>> START Information provided

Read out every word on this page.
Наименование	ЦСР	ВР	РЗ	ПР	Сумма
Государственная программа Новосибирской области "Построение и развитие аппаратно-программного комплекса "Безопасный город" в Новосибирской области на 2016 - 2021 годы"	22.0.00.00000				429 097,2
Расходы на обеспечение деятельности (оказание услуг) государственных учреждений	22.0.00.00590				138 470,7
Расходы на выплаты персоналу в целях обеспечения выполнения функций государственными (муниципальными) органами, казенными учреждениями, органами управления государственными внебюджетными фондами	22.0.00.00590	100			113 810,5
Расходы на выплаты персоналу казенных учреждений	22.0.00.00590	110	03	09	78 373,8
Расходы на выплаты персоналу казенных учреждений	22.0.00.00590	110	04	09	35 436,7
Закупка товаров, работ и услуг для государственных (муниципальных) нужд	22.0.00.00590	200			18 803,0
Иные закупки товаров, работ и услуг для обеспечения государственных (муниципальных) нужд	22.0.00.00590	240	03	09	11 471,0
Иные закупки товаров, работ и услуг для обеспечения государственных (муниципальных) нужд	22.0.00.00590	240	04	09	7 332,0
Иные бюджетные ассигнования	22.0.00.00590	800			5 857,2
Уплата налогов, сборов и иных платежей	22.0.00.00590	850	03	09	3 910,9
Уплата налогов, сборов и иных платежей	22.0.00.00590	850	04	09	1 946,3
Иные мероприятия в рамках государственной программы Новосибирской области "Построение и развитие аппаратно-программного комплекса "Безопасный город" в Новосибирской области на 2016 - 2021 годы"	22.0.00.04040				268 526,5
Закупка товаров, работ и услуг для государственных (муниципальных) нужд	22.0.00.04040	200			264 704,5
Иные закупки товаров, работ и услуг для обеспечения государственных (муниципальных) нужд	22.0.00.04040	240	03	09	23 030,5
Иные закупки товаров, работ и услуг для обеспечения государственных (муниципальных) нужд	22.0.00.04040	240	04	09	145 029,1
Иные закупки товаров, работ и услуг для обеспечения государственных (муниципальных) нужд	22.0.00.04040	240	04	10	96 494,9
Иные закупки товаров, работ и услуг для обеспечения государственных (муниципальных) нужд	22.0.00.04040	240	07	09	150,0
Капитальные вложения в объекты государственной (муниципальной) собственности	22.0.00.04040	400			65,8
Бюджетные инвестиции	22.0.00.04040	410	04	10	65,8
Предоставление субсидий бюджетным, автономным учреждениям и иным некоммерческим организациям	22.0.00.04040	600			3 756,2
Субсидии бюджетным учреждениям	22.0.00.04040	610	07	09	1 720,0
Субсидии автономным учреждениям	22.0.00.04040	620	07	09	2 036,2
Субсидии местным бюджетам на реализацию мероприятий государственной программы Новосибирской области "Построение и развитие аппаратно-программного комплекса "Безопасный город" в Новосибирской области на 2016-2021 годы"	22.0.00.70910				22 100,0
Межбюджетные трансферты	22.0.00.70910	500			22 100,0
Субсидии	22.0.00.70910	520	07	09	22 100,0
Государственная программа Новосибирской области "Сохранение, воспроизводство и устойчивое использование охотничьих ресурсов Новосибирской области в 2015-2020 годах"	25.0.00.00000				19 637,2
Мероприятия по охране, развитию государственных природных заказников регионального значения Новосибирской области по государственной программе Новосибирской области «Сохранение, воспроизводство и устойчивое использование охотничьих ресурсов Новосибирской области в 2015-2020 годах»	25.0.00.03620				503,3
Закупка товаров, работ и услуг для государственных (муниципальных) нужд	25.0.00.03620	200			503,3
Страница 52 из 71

>> END Information provided

### Task objective
Return all the data exactly as given.

### Complete output
Read out every word on this page.
Наименование	ЦСР	ВР	РЗ	ПР	Сумма
Государственная программа Новосибирской области "Построение и развитие аппаратно-программного комплекса "Безопасный город" в Новосибирской области на 2016 - 2021 годы"	22.0.00.00000				429 097,2
Расходы на обеспечение деятельности (оказание услуг) государственных учреждений	22.0.00.00590				138 470,7
Расходы на выплаты персоналу в целях обеспечения выполнения функций государственными (муниципальными) органами, казенными учреждениями, органами управления государственными внебюджетными фондами	22.0.00.00590	100			113 810,5
Расходы на выплаты персоналу казенных учреждений	22.0.00.00590	110	03	09	78 373,8
Расходы на выплаты персоналу казенных учреждений	22.0.00.00590	110	04	09	35 436,7
Закупка товаров, работ и услуг для государственных (муниципальных) нужд	22.0.00.00590	200			18 803,0
Иные закупки товаров, работ и услуг для обеспечения государственных (муниципальных) нужд	22.0.00.00590	240	03	09	11 471,0
Иные закупки товаров, работ и услуг для обеспечения государственных (муниципальных) нужд	22.0.00.00590	240	04	09	7 332,0
Иные бюджетные ассигнования	22.0.00.00590	800			5 857,2
Уплата налогов, сборов и иных платежей	22.0.00.00590	850	03	09	3 910,9
Уплата налогов, сборов и иных платежей	22.0.00.00590	850	04	09	1 946,3
Иные мероприятия в рамках государственной программы Новосибирской области "Построение и развитие аппаратно-программного комплекса "Безопасный город" в Новосибирской области на 2016 - 2021 годы"	22.0.00.04040				268 526,5
Закупка товаров, работ и услуг для государственных (муниципальных) нужд	22.0.00.04040	200			264 704,5
Иные закупки товаров, работ и услуг для обеспечения государственных (муниципальных) нужд	22.0.00.04040	240	03	09	23 030,5
Иные закупки товаров, работ и услуг для обеспечения государственных (муниципальных) нужд	22.0.00.04040	240	04	09	145 029,1
Иные закупки товаров, работ и услуг для обеспечения государственных (муниципальных) нужд	22.0.00.04040	240	04	10	96 494,9
Иные закупки товаров, работ и услуг для обеспечения государственных (муниципальных) нужд	22.0.00.04040	240	07	09	150,0
Капитальные вложения в объекты государственной (муниципальной) собственности	22.0.00.04040	400			65,8
Бюджетные инвестиции	22.0.00.04040	410	04	10	65,8
Предоставление субсидий бюджетным, автономным учреждениям и иным некоммерческим организациям	22.0.00.04040	600			3 756,2
Субсидии бюджетным учреждениям	22.0.00.04040	610	07	09	1 720,0
Субсидии автономным учреждениям	22.0.00.04040	620	07	09	2 036,2
Субсидии местным бюджетам на реализацию мероприятий государственной программы Новосибирской области "Построение и развитие аппаратно-программного комплекса "Безопасный город" в Новосибирской области на 2016-2021 годы"	22.0.00.70910				22 100,0
Межбюджетные трансферты	22.0.00.70910	500			22 100,0
Субсидии	22.0.00.70910	520	07	09	22 100,0
Государственная программа Новосибирской области "Сохранение, воспроизводство и устойчивое использование охотничьих ресурсов Новосибирской области в 2015-2020 годах"	25.0.00.00000				19 637,2
Мероприятия по охране, развитию государственных природных заказников регионального значения Новосибирской области по государственной программе Новосибирской области «Сохранение, воспроизводство и устойчивое использование охотничьих ресурсов Новосибирской области в 2015-2020 годах»	25.0.00.03620				503,3
Закупка товаров, работ и услуг для государственных (муниципальных) нужд	25.0.00.03620	200			503,3
Страница 52 из 71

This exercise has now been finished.